### Data in this exercise ###

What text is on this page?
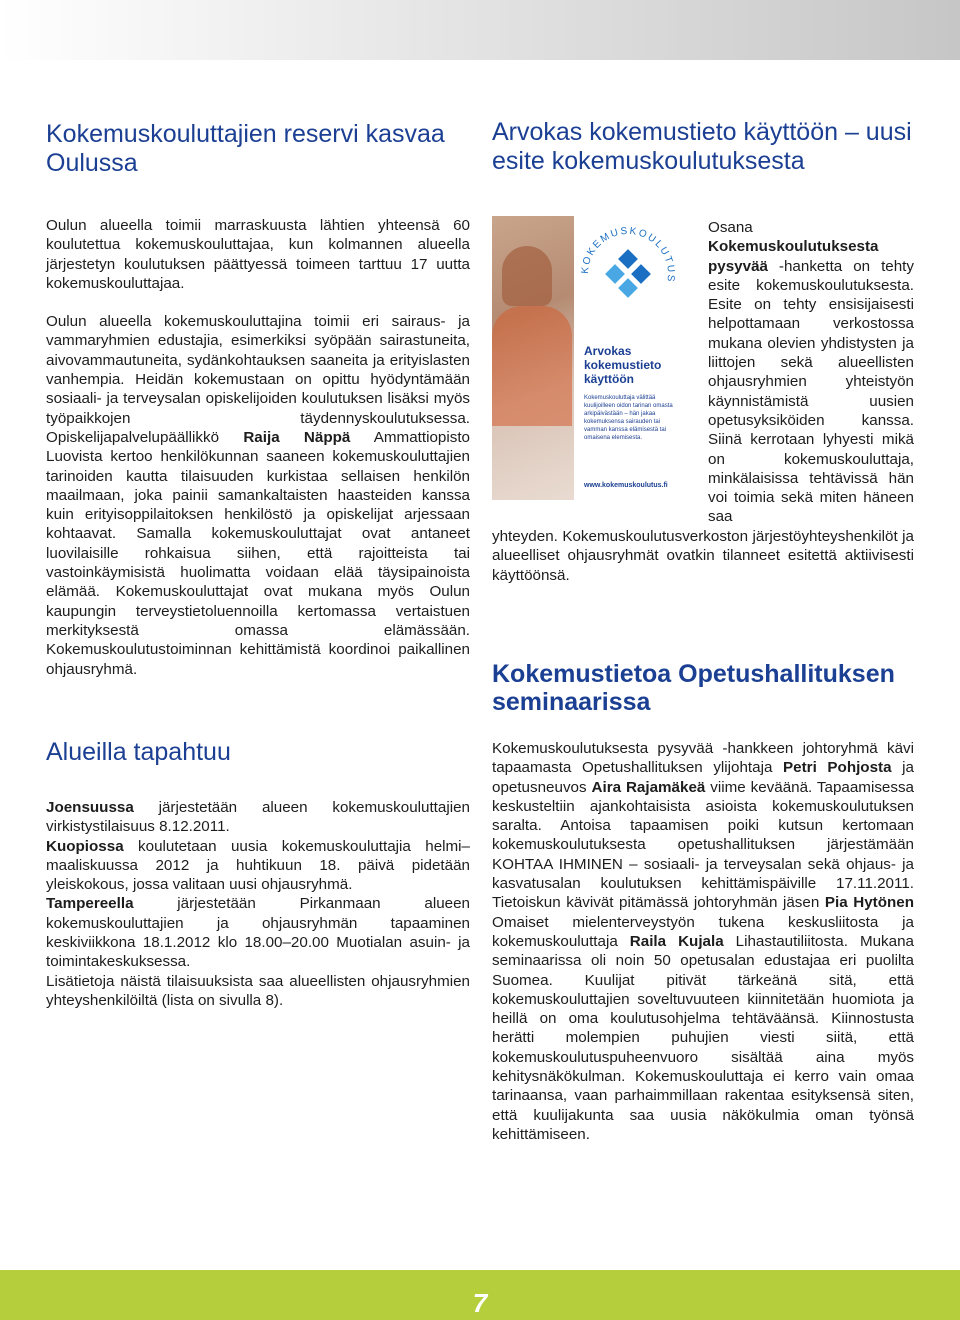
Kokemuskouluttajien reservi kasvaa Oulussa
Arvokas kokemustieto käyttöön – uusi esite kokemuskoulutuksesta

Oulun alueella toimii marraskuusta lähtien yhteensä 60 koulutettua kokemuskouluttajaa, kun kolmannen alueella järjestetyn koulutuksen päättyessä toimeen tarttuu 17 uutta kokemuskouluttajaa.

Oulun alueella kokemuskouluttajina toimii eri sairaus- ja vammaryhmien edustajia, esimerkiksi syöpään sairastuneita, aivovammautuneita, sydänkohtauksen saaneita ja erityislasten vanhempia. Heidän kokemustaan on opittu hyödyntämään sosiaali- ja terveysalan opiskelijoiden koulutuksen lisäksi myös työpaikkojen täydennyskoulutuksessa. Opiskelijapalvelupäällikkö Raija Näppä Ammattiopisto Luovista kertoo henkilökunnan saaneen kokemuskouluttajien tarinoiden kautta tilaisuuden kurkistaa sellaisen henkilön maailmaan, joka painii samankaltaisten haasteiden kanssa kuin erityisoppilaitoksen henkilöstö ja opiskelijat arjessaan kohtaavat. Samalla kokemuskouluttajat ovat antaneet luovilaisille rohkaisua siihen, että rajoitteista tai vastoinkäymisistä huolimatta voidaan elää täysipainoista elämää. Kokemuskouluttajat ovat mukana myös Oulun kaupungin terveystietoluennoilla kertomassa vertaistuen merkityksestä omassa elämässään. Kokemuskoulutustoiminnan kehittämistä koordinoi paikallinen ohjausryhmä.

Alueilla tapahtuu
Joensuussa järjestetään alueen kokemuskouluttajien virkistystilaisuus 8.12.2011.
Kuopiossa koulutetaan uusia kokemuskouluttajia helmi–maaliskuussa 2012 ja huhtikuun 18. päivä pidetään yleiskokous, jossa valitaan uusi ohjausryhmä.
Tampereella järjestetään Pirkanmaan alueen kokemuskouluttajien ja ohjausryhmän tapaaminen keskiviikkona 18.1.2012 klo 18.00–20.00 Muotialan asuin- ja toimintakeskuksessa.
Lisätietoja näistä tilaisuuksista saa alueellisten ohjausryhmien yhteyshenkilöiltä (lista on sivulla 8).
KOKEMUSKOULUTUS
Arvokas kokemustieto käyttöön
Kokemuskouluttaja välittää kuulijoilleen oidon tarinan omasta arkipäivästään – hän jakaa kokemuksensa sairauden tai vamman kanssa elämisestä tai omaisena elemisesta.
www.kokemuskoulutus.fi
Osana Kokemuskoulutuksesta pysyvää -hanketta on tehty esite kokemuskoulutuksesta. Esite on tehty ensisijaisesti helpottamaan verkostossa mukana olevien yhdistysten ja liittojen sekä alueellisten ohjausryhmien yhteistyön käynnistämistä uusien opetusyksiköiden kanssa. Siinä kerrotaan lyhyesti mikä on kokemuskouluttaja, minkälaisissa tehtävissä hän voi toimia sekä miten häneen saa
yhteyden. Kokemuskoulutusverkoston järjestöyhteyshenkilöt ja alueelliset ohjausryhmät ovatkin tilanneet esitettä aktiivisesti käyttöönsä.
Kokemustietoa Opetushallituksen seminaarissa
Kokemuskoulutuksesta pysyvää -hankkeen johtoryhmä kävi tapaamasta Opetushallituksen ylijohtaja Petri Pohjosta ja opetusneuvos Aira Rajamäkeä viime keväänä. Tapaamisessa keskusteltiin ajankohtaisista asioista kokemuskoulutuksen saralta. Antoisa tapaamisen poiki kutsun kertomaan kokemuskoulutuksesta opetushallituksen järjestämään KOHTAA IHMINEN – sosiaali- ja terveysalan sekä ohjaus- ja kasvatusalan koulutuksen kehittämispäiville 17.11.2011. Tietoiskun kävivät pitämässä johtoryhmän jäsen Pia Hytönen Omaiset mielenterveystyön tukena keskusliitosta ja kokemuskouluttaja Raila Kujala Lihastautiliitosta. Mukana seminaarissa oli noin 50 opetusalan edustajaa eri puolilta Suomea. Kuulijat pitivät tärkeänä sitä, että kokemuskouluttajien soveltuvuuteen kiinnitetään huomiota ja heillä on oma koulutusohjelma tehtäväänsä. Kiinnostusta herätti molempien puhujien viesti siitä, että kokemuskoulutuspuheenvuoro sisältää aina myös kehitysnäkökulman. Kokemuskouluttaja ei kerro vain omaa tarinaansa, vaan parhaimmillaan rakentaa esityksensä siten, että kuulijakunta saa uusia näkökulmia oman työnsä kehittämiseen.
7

###

Instructions to follow ->
Output the entries above exactly. Drop the pictures.

Response to this exercise ->
What text is on this page?
Kokemuskouluttajien reservi kasvaa Oulussa
Arvokas kokemustieto käyttöön – uusi esite kokemuskoulutuksesta

Oulun alueella toimii marraskuusta lähtien yhteensä 60 koulutettua kokemuskouluttajaa, kun kolmannen alueella järjestetyn koulutuksen päättyessä toimeen tarttuu 17 uutta kokemuskouluttajaa.

Oulun alueella kokemuskouluttajina toimii eri sairaus- ja vammaryhmien edustajia, esimerkiksi syöpään sairastuneita, aivovammautuneita, sydänkohtauksen saaneita ja erityislasten vanhempia. Heidän kokemustaan on opittu hyödyntämään sosiaali- ja terveysalan opiskelijoiden koulutuksen lisäksi myös työpaikkojen täydennyskoulutuksessa. Opiskelijapalvelupäällikkö Raija Näppä Ammattiopisto Luovista kertoo henkilökunnan saaneen kokemuskouluttajien tarinoiden kautta tilaisuuden kurkistaa sellaisen henkilön maailmaan, joka painii samankaltaisten haasteiden kanssa kuin erityisoppilaitoksen henkilöstö ja opiskelijat arjessaan kohtaavat. Samalla kokemuskouluttajat ovat antaneet luovilaisille rohkaisua siihen, että rajoitteista tai vastoinkäymisistä huolimatta voidaan elää täysipainoista elämää. Kokemuskouluttajat ovat mukana myös Oulun kaupungin terveystietoluennoilla kertomassa vertaistuen merkityksestä omassa elämässään. Kokemuskoulutustoiminnan kehittämistä koordinoi paikallinen ohjausryhmä.

Alueilla tapahtuu
Joensuussa järjestetään alueen kokemuskouluttajien virkistystilaisuus 8.12.2011.
Kuopiossa koulutetaan uusia kokemuskouluttajia helmi–maaliskuussa 2012 ja huhtikuun 18. päivä pidetään yleiskokous, jossa valitaan uusi ohjausryhmä.
Tampereella järjestetään Pirkanmaan alueen kokemuskouluttajien ja ohjausryhmän tapaaminen keskiviikkona 18.1.2012 klo 18.00–20.00 Muotialan asuin- ja toimintakeskuksessa.
Lisätietoja näistä tilaisuuksista saa alueellisten ohjausryhmien yhteyshenkilöiltä (lista on sivulla 8).
KOKEMUSKOULUTUS
Arvokas kokemustieto käyttöön
Kokemuskouluttaja välittää kuulijoilleen oidon tarinan omasta arkipäivästään – hän jakaa kokemuksensa sairauden tai vamman kanssa elämisestä tai omaisena elemisesta.
www.kokemuskoulutus.fi
Osana Kokemuskoulutuksesta pysyvää -hanketta on tehty esite kokemuskoulutuksesta. Esite on tehty ensisijaisesti helpottamaan verkostossa mukana olevien yhdistysten ja liittojen sekä alueellisten ohjausryhmien yhteistyön käynnistämistä uusien opetusyksiköiden kanssa. Siinä kerrotaan lyhyesti mikä on kokemuskouluttaja, minkälaisissa tehtävissä hän voi toimia sekä miten häneen saa
yhteyden. Kokemuskoulutusverkoston järjestöyhteyshenkilöt ja alueelliset ohjausryhmät ovatkin tilanneet esitettä aktiivisesti käyttöönsä.
Kokemustietoa Opetushallituksen seminaarissa
Kokemuskoulutuksesta pysyvää -hankkeen johtoryhmä kävi tapaamasta Opetushallituksen ylijohtaja Petri Pohjosta ja opetusneuvos Aira Rajamäkeä viime keväänä. Tapaamisessa keskusteltiin ajankohtaisista asioista kokemuskoulutuksen saralta. Antoisa tapaamisen poiki kutsun kertomaan kokemuskoulutuksesta opetushallituksen järjestämään KOHTAA IHMINEN – sosiaali- ja terveysalan sekä ohjaus- ja kasvatusalan koulutuksen kehittämispäiville 17.11.2011. Tietoiskun kävivät pitämässä johtoryhmän jäsen Pia Hytönen Omaiset mielenterveystyön tukena keskusliitosta ja kokemuskouluttaja Raila Kujala Lihastautiliitosta. Mukana seminaarissa oli noin 50 opetusalan edustajaa eri puolilta Suomea. Kuulijat pitivät tärkeänä sitä, että kokemuskouluttajien soveltuvuuteen kiinnitetään huomiota ja heillä on oma koulutusohjelma tehtäväänsä. Kiinnostusta herätti molempien puhujien viesti siitä, että kokemuskoulutuspuheenvuoro sisältää aina myös kehitysnäkökulman. Kokemuskouluttaja ei kerro vain omaa tarinaansa, vaan parhaimmillaan rakentaa esityksensä siten, että kuulijakunta saa uusia näkökulmia oman työnsä kehittämiseen.
7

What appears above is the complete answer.